Check the listing below line by line and report how many lines hold "дней", with no other words.

+++ THE INPUT

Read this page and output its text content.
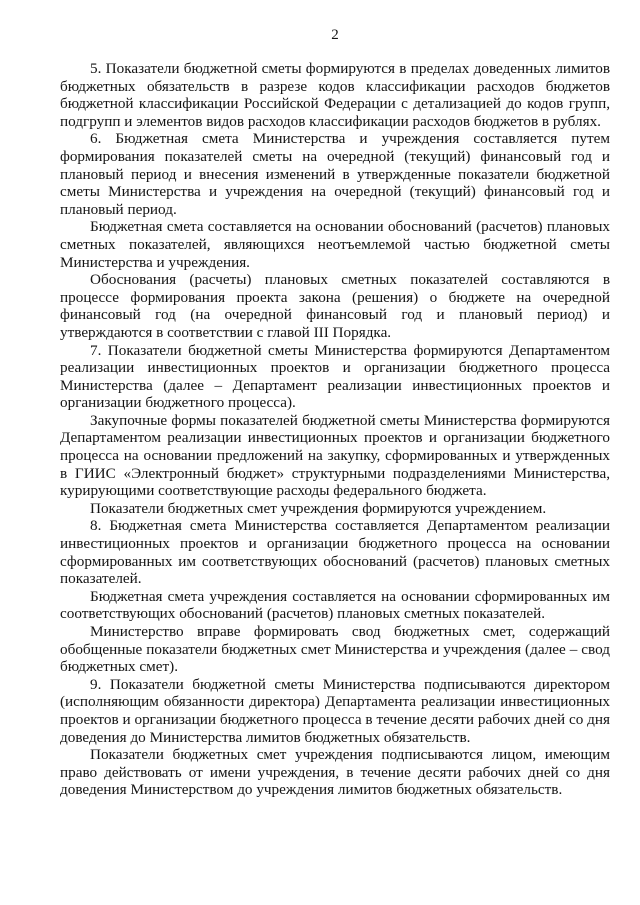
2

5. Показатели бюджетной сметы формируются в пределах доведенных лимитов бюджетных обязательств в разрезе кодов классификации расходов бюджетов бюджетной классификации Российской Федерации с детализацией до кодов групп, подгрупп и элементов видов расходов классификации расходов бюджетов в рублях.

6. Бюджетная смета Министерства и учреждения составляется путем формирования показателей сметы на очередной (текущий) финансовый год и плановый период и внесения изменений в утвержденные показатели бюджетной сметы Министерства и учреждения на очередной (текущий) финансовый год и плановый период.

Бюджетная смета составляется на основании обоснований (расчетов) плановых сметных показателей, являющихся неотъемлемой частью бюджетной сметы Министерства и учреждения.

Обоснования (расчеты) плановых сметных показателей составляются в процессе формирования проекта закона (решения) о бюджете на очередной финансовый год (на очередной финансовый год и плановый период) и утверждаются в соответствии с главой III Порядка.

7. Показатели бюджетной сметы Министерства формируются Департаментом реализации инвестиционных проектов и организации бюджетного процесса Министерства (далее – Департамент реализации инвестиционных проектов и организации бюджетного процесса).

Закупочные формы показателей бюджетной сметы Министерства формируются Департаментом реализации инвестиционных проектов и организации бюджетного процесса на основании предложений на закупку, сформированных и утвержденных в ГИИС «Электронный бюджет» структурными подразделениями Министерства, курирующими соответствующие расходы федерального бюджета.

Показатели бюджетных смет учреждения формируются учреждением.

8. Бюджетная смета Министерства составляется Департаментом реализации инвестиционных проектов и организации бюджетного процесса на основании сформированных им соответствующих обоснований (расчетов) плановых сметных показателей.

Бюджетная смета учреждения составляется на основании сформированных им соответствующих обоснований (расчетов) плановых сметных показателей.

Министерство вправе формировать свод бюджетных смет, содержащий обобщенные показатели бюджетных смет Министерства и учреждения (далее – свод бюджетных смет).

9. Показатели бюджетной сметы Министерства подписываются директором (исполняющим обязанности директора) Департамента реализации инвестиционных проектов и организации бюджетного процесса в течение десяти рабочих дней со дня доведения до Министерства лимитов бюджетных обязательств.

Показатели бюджетных смет учреждения подписываются лицом, имеющим право действовать от имени учреждения, в течение десяти рабочих дней со дня доведения Министерством до учреждения лимитов бюджетных обязательств.
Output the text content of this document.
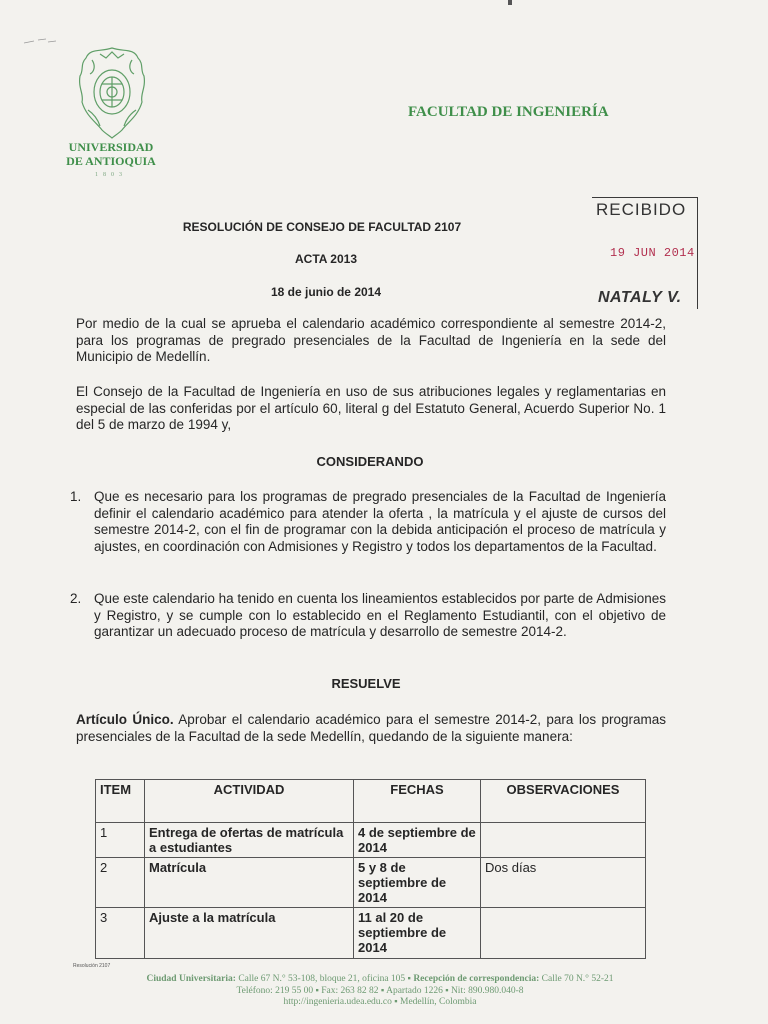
UNIVERSIDAD
DE ANTIOQUIA
1803
FACULTAD DE INGENIERÍA
RECIBIDO
19 JUN 2014
NATALY V.
RESOLUCIÓN DE CONSEJO DE FACULTAD 2107
ACTA 2013
18 de junio de 2014
Por medio de la cual se aprueba el calendario académico correspondiente al semestre 2014-2, para los programas de pregrado presenciales de la Facultad de Ingeniería en la sede del Municipio de Medellín.
El Consejo de la Facultad de Ingeniería en uso de sus atribuciones legales y reglamentarias en especial de las conferidas por el artículo 60, literal g del Estatuto General, Acuerdo Superior No. 1 del 5 de marzo de 1994 y,
CONSIDERANDO
1. Que es necesario para los programas de pregrado presenciales de la Facultad de Ingeniería definir el calendario académico para atender la oferta , la matrícula y el ajuste de cursos del semestre 2014-2, con el fin de programar con la debida anticipación el proceso de matrícula y ajustes, en coordinación con Admisiones y Registro y todos los departamentos de la Facultad.
2. Que este calendario ha tenido en cuenta los lineamientos establecidos por parte de Admisiones y Registro, y se cumple con lo establecido en el Reglamento Estudiantil, con el objetivo de garantizar un adecuado proceso de matrícula y desarrollo de semestre 2014-2.
RESUELVE
Artículo Único. Aprobar el calendario académico para el semestre 2014-2, para los programas presenciales de la Facultad de la sede Medellín, quedando de la siguiente manera:
ITEM	ACTIVIDAD	FECHAS	OBSERVACIONES
1	Entrega de ofertas de matrícula a estudiantes	4 de septiembre de 2014	
2	Matrícula	5 y 8 de septiembre de 2014	Dos días
3	Ajuste a la matrícula	11 al 20 de septiembre de 2014	
Resolución 2107
Ciudad Universitaria: Calle 67 N.° 53-108, bloque 21, oficina 105 ▪ Recepción de correspondencia: Calle 70 N.° 52-21
Teléfono: 219 55 00 ▪ Fax: 263 82 82 ▪ Apartado 1226 ▪ Nit: 890.980.040-8
http://ingenieria.udea.edu.co ▪ Medellín, Colombia
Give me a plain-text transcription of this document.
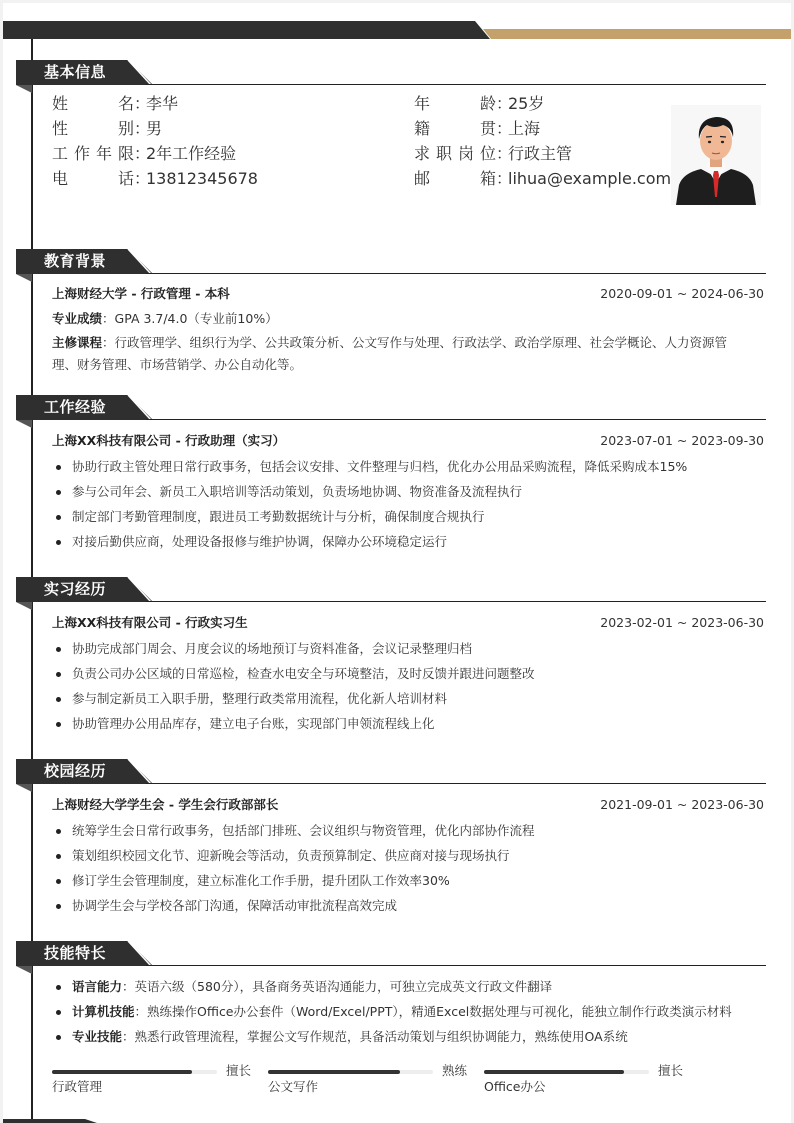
基本信息
姓名：李华
性别：男
工作年限：2年工作经验
电话：13812345678
年龄：25岁
籍贯：上海
求职岗位：行政主管
邮箱：lihua@example.com
教育背景
上海财经大学 - 行政管理 - 本科	2020-09-01 ~ 2024-06-30
专业成绩：GPA 3.7/4.0（专业前10%）
主修课程：行政管理学、组织行为学、公共政策分析、公文写作与处理、行政法学、政治学原理、社会学概论、人力资源管
理、财务管理、市场营销学、办公自动化等。
工作经验
上海XX科技有限公司 - 行政助理（实习）	2023-07-01 ~ 2023-09-30
协助行政主管处理日常行政事务，包括会议安排、文件整理与归档，优化办公用品采购流程，降低采购成本15%
参与公司年会、新员工入职培训等活动策划，负责场地协调、物资准备及流程执行
制定部门考勤管理制度，跟进员工考勤数据统计与分析，确保制度合规执行
对接后勤供应商，处理设备报修与维护协调，保障办公环境稳定运行
实习经历
上海XX科技有限公司 - 行政实习生	2023-02-01 ~ 2023-06-30
协助完成部门周会、月度会议的场地预订与资料准备，会议记录整理归档
负责公司办公区域的日常巡检，检查水电安全与环境整洁，及时反馈并跟进问题整改
参与制定新员工入职手册，整理行政类常用流程，优化新人培训材料
协助管理办公用品库存，建立电子台账，实现部门申领流程线上化
校园经历
上海财经大学学生会 - 学生会行政部部长	2021-09-01 ~ 2023-06-30
统筹学生会日常行政事务，包括部门排班、会议组织与物资管理，优化内部协作流程
策划组织校园文化节、迎新晚会等活动，负责预算制定、供应商对接与现场执行
修订学生会管理制度，建立标准化工作手册，提升团队工作效率30%
协调学生会与学校各部门沟通，保障活动审批流程高效完成
技能特长
语言能力：英语六级（580分），具备商务英语沟通能力，可独立完成英文行政文件翻译
计算机技能：熟练操作Office办公套件（Word/Excel/PPT），精通Excel数据处理与可视化，能独立制作行政类演示材料
专业技能：熟悉行政管理流程，掌握公文写作规范，具备活动策划与组织协调能力，熟练使用OA系统
擅长
行政管理
熟练
公文写作
擅长
Office办公
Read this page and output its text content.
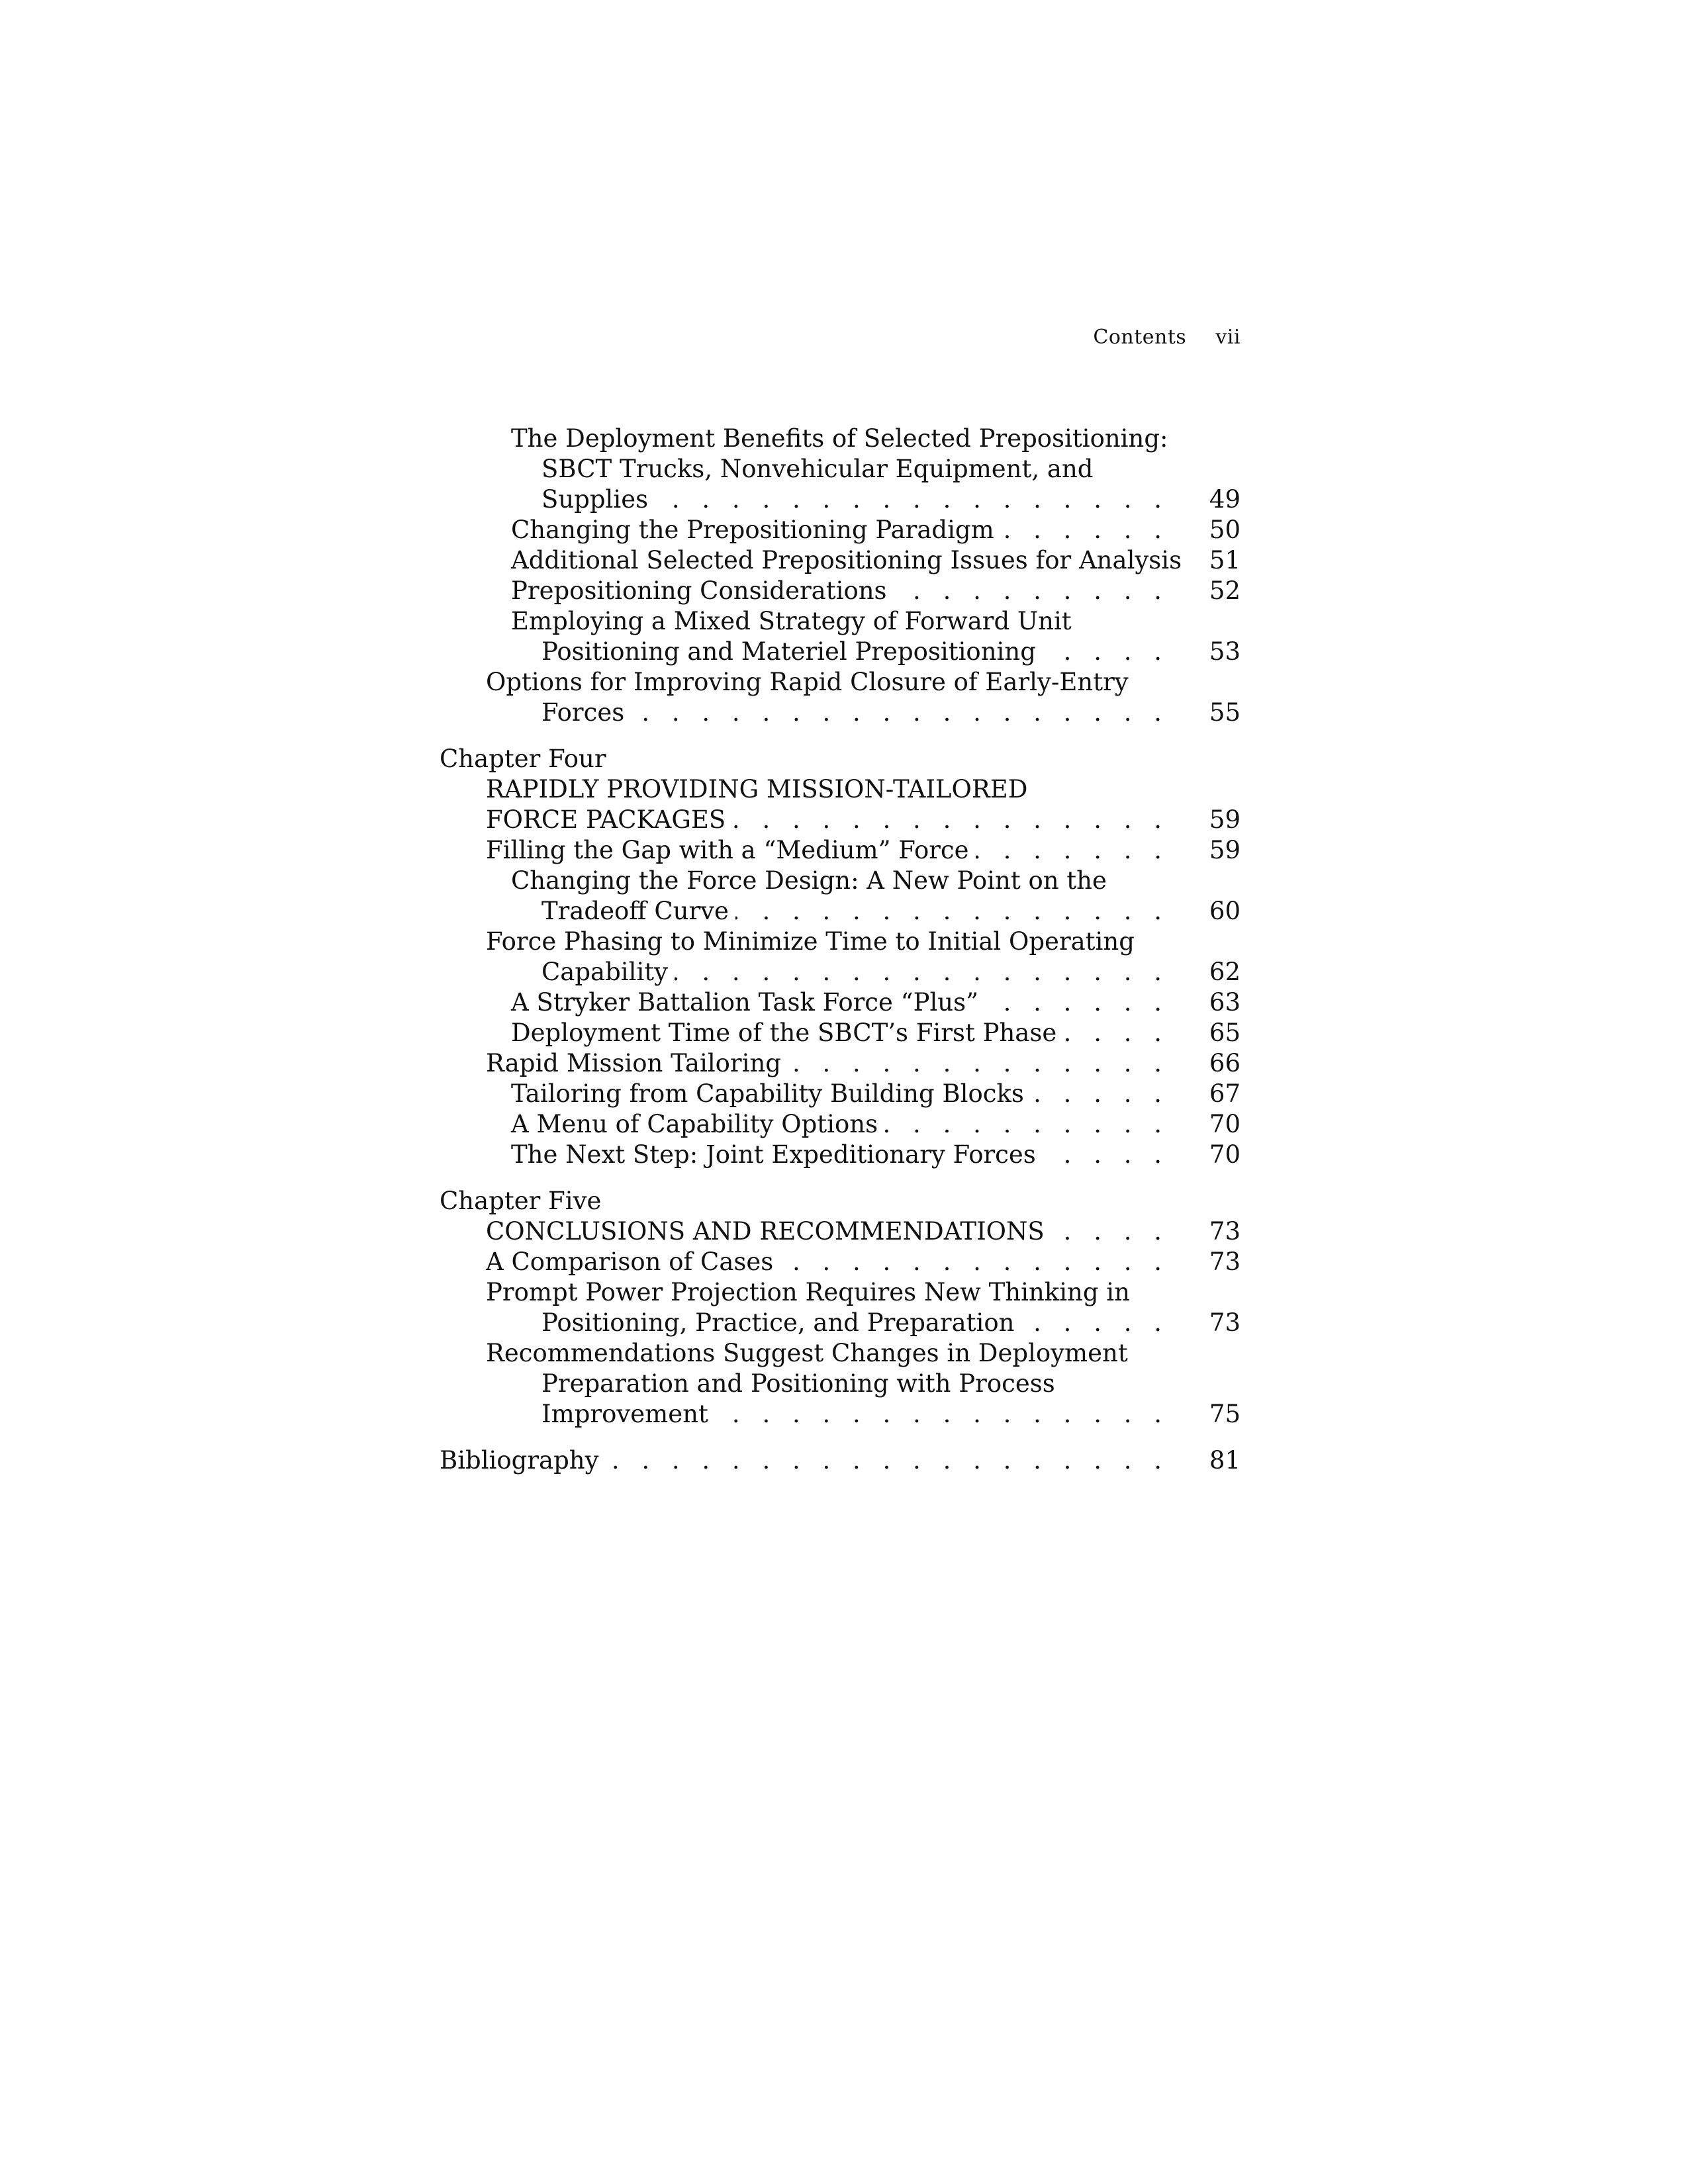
Contents vii
The Deployment Benefits of Selected Prepositioning:
SBCT Trucks, Nonvehicular Equipment, and
Supplies . . .	49
Changing the Prepositioning Paradigm . . .	50
Additional Selected Prepositioning Issues for Analysis 51
Prepositioning Considerations . . .	52
Employing a Mixed Strategy of Forward Unit
Positioning and Materiel Prepositioning . . .	53
Options for Improving Rapid Closure of Early-Entry
Forces . . .	55
Chapter Four
RAPIDLY PROVIDING MISSION-TAILORED
FORCE PACKAGES . . .	59
Filling the Gap with a “Medium” Force . . .	59
Changing the Force Design: A New Point on the
Tradeoff Curve . . .	60
Force Phasing to Minimize Time to Initial Operating
Capability . . .	62
A Stryker Battalion Task Force “Plus” . . .	63
Deployment Time of the SBCT’s First Phase . . .	65
Rapid Mission Tailoring . . .	66
Tailoring from Capability Building Blocks . . .	67
A Menu of Capability Options . . .	70
The Next Step: Joint Expeditionary Forces . . .	70
Chapter Five
CONCLUSIONS AND RECOMMENDATIONS . . .	73
A Comparison of Cases . . .	73
Prompt Power Projection Requires New Thinking in
Positioning, Practice, and Preparation . . .	73
Recommendations Suggest Changes in Deployment
Preparation and Positioning with Process
Improvement . . .	75
Bibliography . . .	81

++++++

• [FINAL RESULT]: 2